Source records
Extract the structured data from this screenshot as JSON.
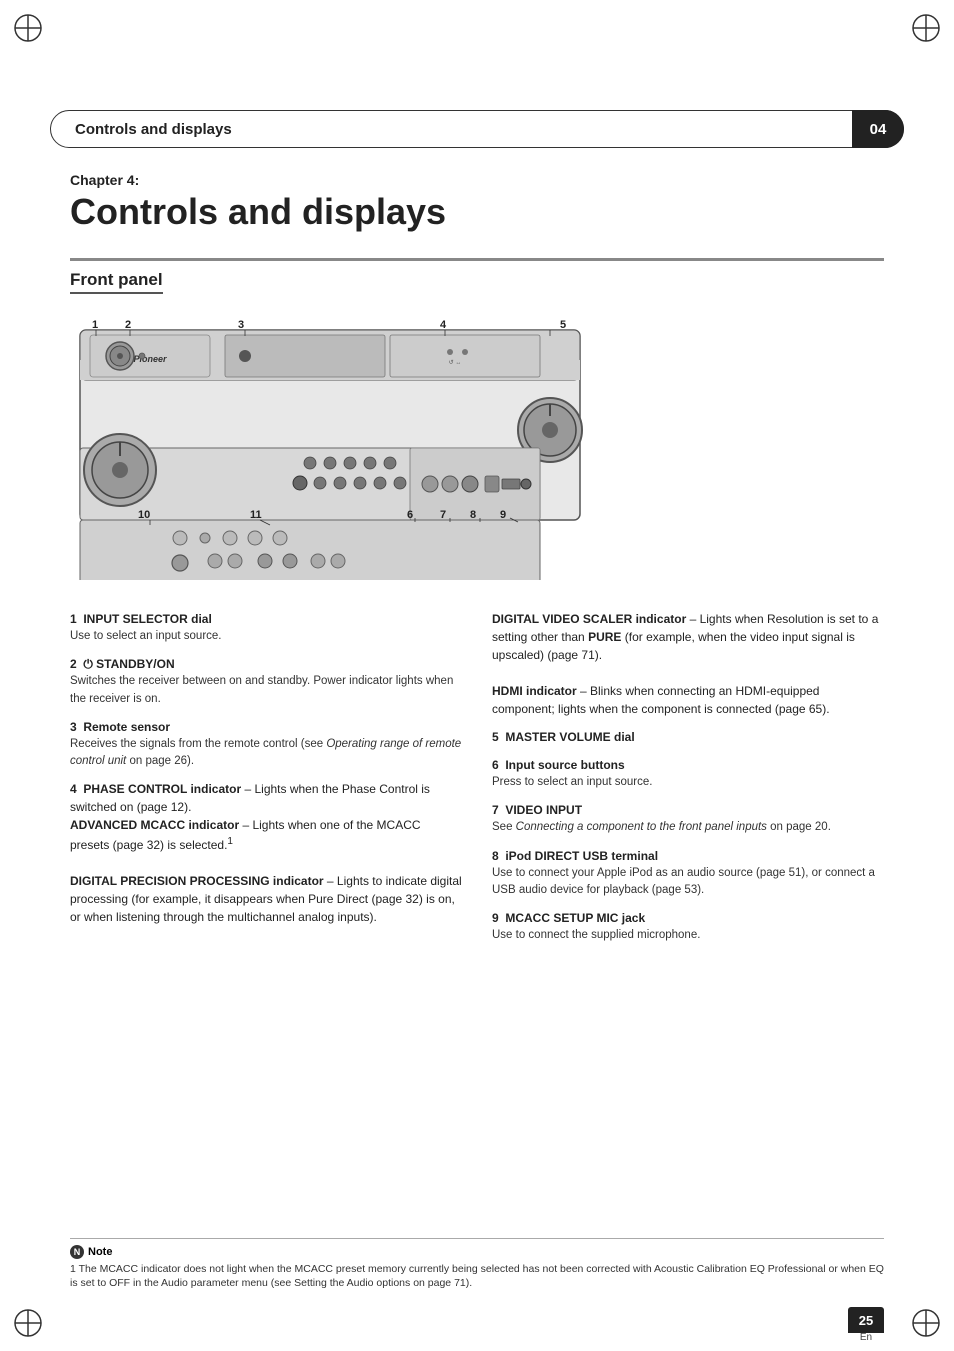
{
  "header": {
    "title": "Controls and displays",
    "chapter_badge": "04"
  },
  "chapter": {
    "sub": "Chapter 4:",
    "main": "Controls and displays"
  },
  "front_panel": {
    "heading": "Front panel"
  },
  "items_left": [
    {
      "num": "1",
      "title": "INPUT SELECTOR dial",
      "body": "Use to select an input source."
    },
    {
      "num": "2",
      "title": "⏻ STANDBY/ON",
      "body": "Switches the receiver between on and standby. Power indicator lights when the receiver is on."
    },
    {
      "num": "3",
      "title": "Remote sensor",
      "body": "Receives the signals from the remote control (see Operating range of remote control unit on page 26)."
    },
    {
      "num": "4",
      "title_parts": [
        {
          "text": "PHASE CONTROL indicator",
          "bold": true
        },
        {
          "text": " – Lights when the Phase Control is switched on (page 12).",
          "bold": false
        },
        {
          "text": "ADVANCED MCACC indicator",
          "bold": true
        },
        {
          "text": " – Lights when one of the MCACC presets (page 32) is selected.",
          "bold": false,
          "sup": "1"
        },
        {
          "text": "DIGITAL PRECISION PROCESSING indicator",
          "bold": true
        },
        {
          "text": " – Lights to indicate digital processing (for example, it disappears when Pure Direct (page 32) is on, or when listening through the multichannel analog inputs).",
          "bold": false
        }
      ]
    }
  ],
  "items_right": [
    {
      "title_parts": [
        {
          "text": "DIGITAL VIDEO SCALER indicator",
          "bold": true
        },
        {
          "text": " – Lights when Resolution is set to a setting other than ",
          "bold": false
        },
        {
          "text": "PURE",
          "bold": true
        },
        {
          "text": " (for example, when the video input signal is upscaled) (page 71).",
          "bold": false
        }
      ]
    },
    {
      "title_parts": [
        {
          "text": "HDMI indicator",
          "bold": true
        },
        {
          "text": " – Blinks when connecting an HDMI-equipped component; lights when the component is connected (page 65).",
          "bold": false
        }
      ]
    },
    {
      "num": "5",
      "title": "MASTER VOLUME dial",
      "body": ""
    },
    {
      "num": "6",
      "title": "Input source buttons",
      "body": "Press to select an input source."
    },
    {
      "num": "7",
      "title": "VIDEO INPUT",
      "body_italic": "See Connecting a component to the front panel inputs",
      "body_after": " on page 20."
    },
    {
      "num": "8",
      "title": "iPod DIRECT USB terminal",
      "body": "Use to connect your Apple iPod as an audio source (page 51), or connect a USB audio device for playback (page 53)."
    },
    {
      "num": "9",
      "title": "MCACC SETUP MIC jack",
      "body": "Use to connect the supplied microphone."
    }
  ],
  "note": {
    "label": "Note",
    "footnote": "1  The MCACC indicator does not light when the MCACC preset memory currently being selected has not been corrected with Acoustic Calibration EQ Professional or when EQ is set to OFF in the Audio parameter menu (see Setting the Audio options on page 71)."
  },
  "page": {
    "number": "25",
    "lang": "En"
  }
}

* * *

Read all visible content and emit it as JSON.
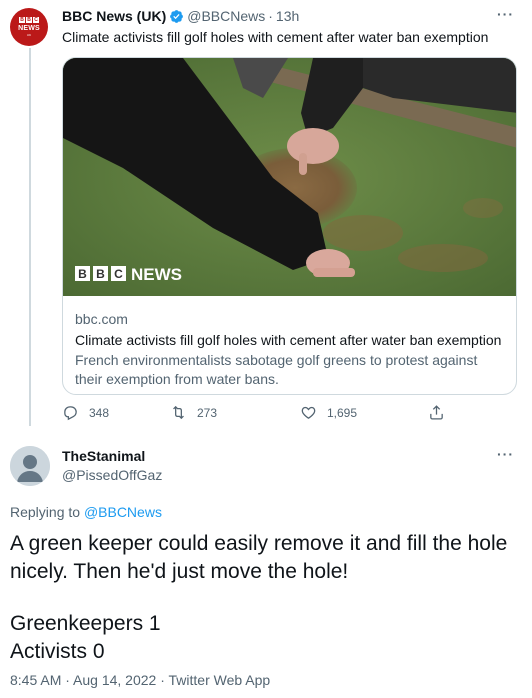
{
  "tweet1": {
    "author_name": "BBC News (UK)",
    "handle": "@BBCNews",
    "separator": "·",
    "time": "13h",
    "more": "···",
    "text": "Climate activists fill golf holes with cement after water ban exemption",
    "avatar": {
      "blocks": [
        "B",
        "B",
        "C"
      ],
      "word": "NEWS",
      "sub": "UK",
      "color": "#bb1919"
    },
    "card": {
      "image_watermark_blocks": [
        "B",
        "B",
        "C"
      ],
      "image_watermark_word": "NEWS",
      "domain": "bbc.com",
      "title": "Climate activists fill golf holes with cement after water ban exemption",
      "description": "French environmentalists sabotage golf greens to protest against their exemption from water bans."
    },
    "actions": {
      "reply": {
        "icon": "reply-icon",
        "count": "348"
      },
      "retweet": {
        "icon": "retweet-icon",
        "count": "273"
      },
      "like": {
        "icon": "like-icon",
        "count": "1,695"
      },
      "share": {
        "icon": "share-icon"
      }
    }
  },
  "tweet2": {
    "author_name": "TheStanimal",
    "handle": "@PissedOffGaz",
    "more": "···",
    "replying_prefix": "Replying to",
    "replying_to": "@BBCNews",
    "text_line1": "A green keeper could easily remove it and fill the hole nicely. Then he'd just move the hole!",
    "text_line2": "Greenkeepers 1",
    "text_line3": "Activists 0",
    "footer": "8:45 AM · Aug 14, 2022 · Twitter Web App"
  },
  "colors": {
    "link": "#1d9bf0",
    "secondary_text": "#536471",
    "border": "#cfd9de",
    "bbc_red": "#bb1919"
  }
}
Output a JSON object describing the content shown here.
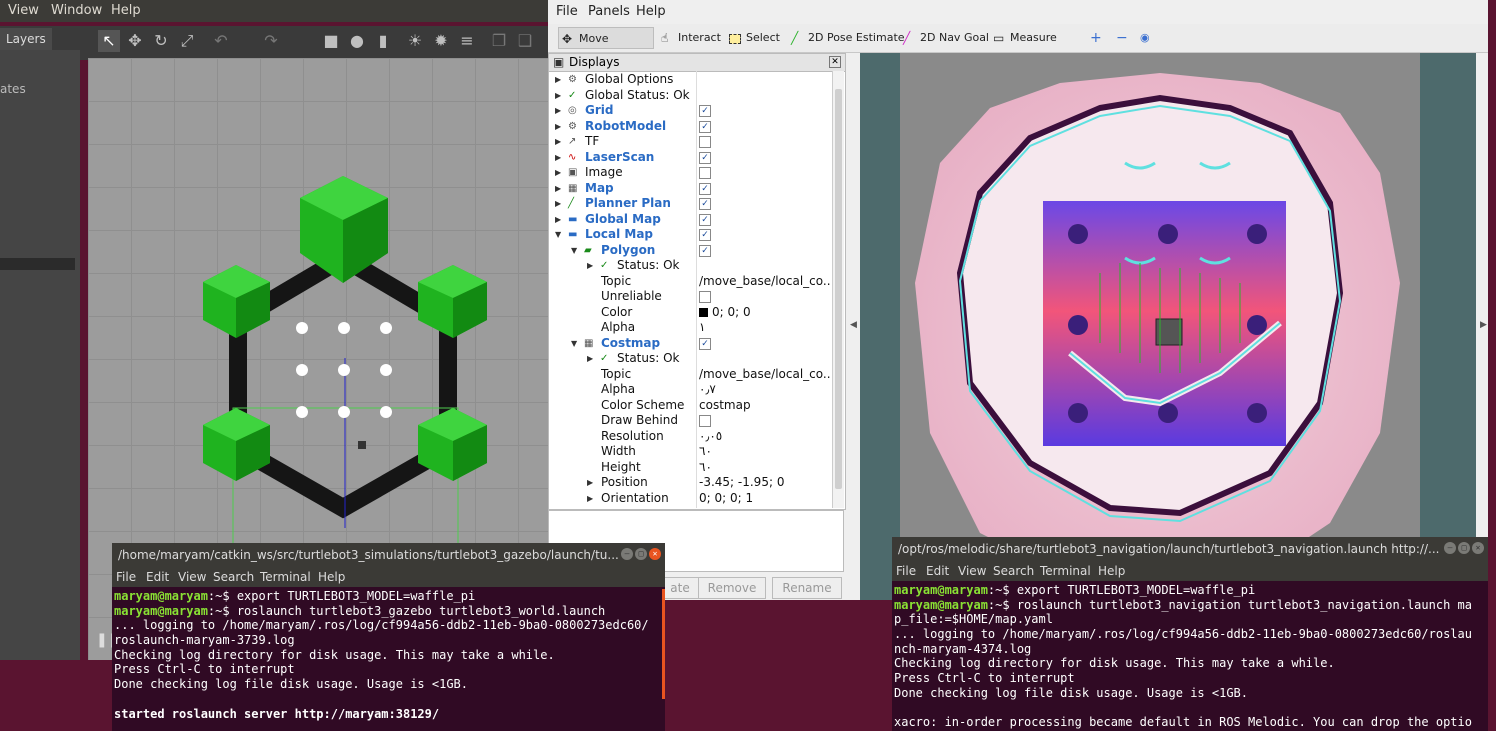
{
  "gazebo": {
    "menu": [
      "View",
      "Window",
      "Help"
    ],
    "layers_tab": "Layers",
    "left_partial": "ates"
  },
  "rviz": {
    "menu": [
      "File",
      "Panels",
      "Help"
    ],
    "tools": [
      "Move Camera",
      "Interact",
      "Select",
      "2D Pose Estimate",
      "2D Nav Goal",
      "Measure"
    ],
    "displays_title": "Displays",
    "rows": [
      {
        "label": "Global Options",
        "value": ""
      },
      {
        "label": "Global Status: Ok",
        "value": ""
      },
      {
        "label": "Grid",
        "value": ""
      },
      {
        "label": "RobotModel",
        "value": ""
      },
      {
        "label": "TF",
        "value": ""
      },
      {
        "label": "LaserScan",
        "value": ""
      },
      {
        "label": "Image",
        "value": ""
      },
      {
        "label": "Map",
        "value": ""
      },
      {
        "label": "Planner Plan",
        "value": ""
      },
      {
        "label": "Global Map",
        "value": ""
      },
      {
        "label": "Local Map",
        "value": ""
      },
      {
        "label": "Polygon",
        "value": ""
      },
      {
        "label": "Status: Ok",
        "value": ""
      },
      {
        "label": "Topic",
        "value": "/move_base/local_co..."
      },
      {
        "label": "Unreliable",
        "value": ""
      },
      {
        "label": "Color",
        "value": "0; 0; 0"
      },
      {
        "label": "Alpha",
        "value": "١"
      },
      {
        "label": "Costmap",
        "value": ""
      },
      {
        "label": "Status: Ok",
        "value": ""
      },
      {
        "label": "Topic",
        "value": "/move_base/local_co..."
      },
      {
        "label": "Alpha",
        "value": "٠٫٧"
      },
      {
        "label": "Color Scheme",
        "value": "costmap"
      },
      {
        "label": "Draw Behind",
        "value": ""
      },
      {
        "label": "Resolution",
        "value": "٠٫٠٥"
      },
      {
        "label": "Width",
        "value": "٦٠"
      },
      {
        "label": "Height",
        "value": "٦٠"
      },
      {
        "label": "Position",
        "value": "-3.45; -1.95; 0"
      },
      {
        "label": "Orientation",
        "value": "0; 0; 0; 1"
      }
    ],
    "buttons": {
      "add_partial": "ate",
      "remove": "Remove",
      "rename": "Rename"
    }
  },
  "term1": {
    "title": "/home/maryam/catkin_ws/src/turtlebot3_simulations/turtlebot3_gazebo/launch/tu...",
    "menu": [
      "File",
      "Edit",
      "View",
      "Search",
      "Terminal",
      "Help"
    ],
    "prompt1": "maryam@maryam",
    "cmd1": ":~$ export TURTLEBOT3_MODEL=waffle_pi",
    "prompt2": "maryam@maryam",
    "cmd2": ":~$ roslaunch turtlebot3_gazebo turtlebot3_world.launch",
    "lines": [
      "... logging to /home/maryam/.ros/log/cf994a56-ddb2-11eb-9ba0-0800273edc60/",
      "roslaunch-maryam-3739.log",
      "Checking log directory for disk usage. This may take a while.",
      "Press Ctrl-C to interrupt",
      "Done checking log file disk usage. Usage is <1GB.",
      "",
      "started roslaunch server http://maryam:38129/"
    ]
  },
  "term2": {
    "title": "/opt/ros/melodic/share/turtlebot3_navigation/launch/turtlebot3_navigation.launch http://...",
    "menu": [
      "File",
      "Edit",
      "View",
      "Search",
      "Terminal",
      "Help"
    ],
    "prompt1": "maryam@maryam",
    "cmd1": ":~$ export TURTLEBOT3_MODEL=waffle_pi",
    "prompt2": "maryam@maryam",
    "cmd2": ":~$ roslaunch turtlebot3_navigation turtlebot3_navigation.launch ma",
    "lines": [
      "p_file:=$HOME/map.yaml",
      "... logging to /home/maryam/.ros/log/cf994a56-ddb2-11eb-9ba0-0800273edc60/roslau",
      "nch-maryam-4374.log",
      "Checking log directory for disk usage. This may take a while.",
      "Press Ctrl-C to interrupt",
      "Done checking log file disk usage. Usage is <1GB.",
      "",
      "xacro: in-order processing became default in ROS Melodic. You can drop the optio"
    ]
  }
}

● Exercise aim: Make a list of all lines in the data that contain "holes".

● Written reply:
    "text": "Climate activists fill golf holes with cement after water ban exemption",
      "title": "Climate activists fill golf holes with cement after water ban exemption",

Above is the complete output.